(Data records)
---+---

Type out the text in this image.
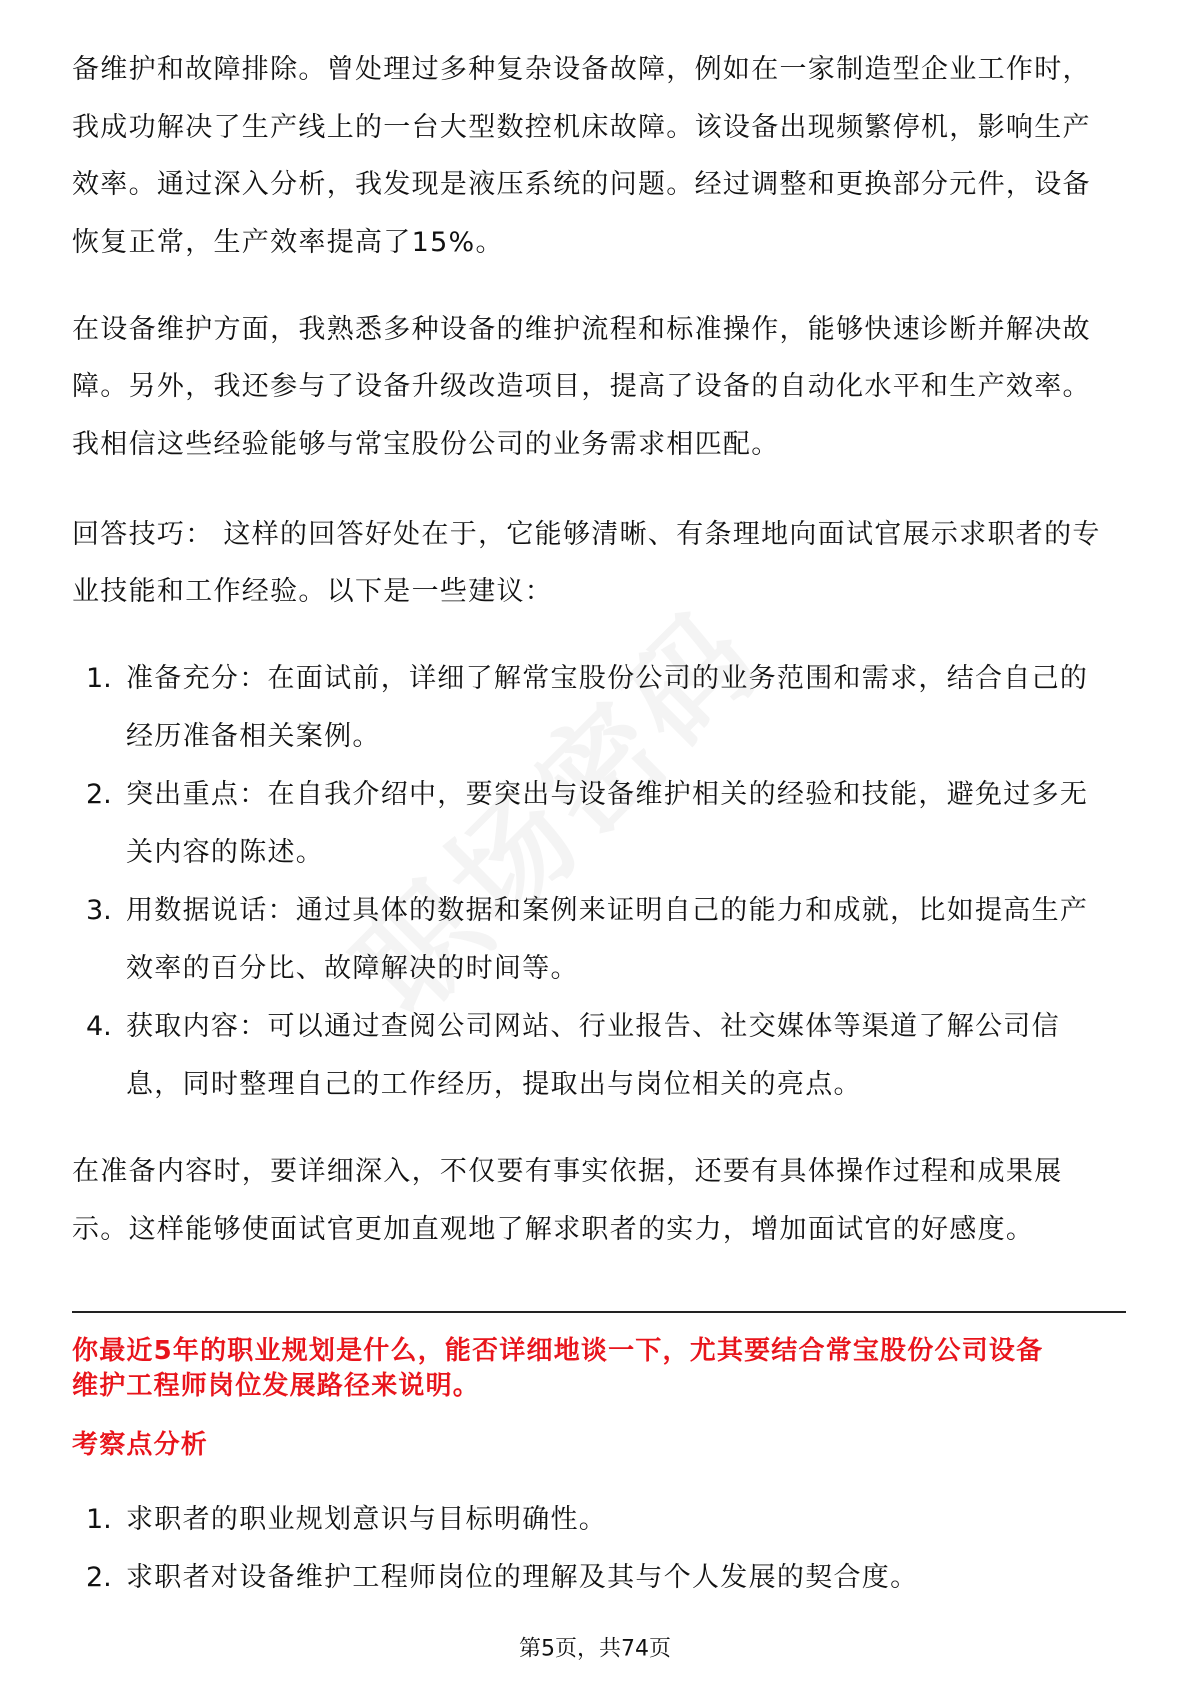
备维护和故障排除。曾处理过多种复杂设备故障，例如在一家制造型企业工作时，
我成功解决了生产线上的一台大型数控机床故障。该设备出现频繁停机，影响生产
效率。通过深入分析，我发现是液压系统的问题。经过调整和更换部分元件，设备
恢复正常，生产效率提高了15%。
在设备维护方面，我熟悉多种设备的维护流程和标准操作，能够快速诊断并解决故
障。另外，我还参与了设备升级改造项目，提高了设备的自动化水平和生产效率。
我相信这些经验能够与常宝股份公司的业务需求相匹配。
回答技巧： 这样的回答好处在于，它能够清晰、有条理地向面试官展示求职者的专
业技能和工作经验。以下是一些建议：
1. 准备充分：在面试前，详细了解常宝股份公司的业务范围和需求，结合自己的
经历准备相关案例。
2. 突出重点：在自我介绍中，要突出与设备维护相关的经验和技能，避免过多无
关内容的陈述。
3. 用数据说话：通过具体的数据和案例来证明自己的能力和成就，比如提高生产
效率的百分比、故障解决的时间等。
4. 获取内容：可以通过查阅公司网站、行业报告、社交媒体等渠道了解公司信
息，同时整理自己的工作经历，提取出与岗位相关的亮点。
在准备内容时，要详细深入，不仅要有事实依据，还要有具体操作过程和成果展
示。这样能够使面试官更加直观地了解求职者的实力，增加面试官的好感度。
你最近5年的职业规划是什么，能否详细地谈一下，尤其要结合常宝股份公司设备
维护工程师岗位发展路径来说明。
考察点分析
1. 求职者的职业规划意识与目标明确性。
2. 求职者对设备维护工程师岗位的理解及其与个人发展的契合度。
第5页，共74页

---+---

_REQUIRED WORK_
Leave the pictures out, and transcribe each of the records exactly.

_SOLVED EXERCISE_
Type out the text in this image.
备维护和故障排除。曾处理过多种复杂设备故障，例如在一家制造型企业工作时，
我成功解决了生产线上的一台大型数控机床故障。该设备出现频繁停机，影响生产
效率。通过深入分析，我发现是液压系统的问题。经过调整和更换部分元件，设备
恢复正常，生产效率提高了15%。
在设备维护方面，我熟悉多种设备的维护流程和标准操作，能够快速诊断并解决故
障。另外，我还参与了设备升级改造项目，提高了设备的自动化水平和生产效率。
我相信这些经验能够与常宝股份公司的业务需求相匹配。
回答技巧： 这样的回答好处在于，它能够清晰、有条理地向面试官展示求职者的专
业技能和工作经验。以下是一些建议：
1. 准备充分：在面试前，详细了解常宝股份公司的业务范围和需求，结合自己的
经历准备相关案例。
2. 突出重点：在自我介绍中，要突出与设备维护相关的经验和技能，避免过多无
关内容的陈述。
3. 用数据说话：通过具体的数据和案例来证明自己的能力和成就，比如提高生产
效率的百分比、故障解决的时间等。
4. 获取内容：可以通过查阅公司网站、行业报告、社交媒体等渠道了解公司信
息，同时整理自己的工作经历，提取出与岗位相关的亮点。
在准备内容时，要详细深入，不仅要有事实依据，还要有具体操作过程和成果展
示。这样能够使面试官更加直观地了解求职者的实力，增加面试官的好感度。
你最近5年的职业规划是什么，能否详细地谈一下，尤其要结合常宝股份公司设备
维护工程师岗位发展路径来说明。
考察点分析
1. 求职者的职业规划意识与目标明确性。
2. 求职者对设备维护工程师岗位的理解及其与个人发展的契合度。
第5页，共74页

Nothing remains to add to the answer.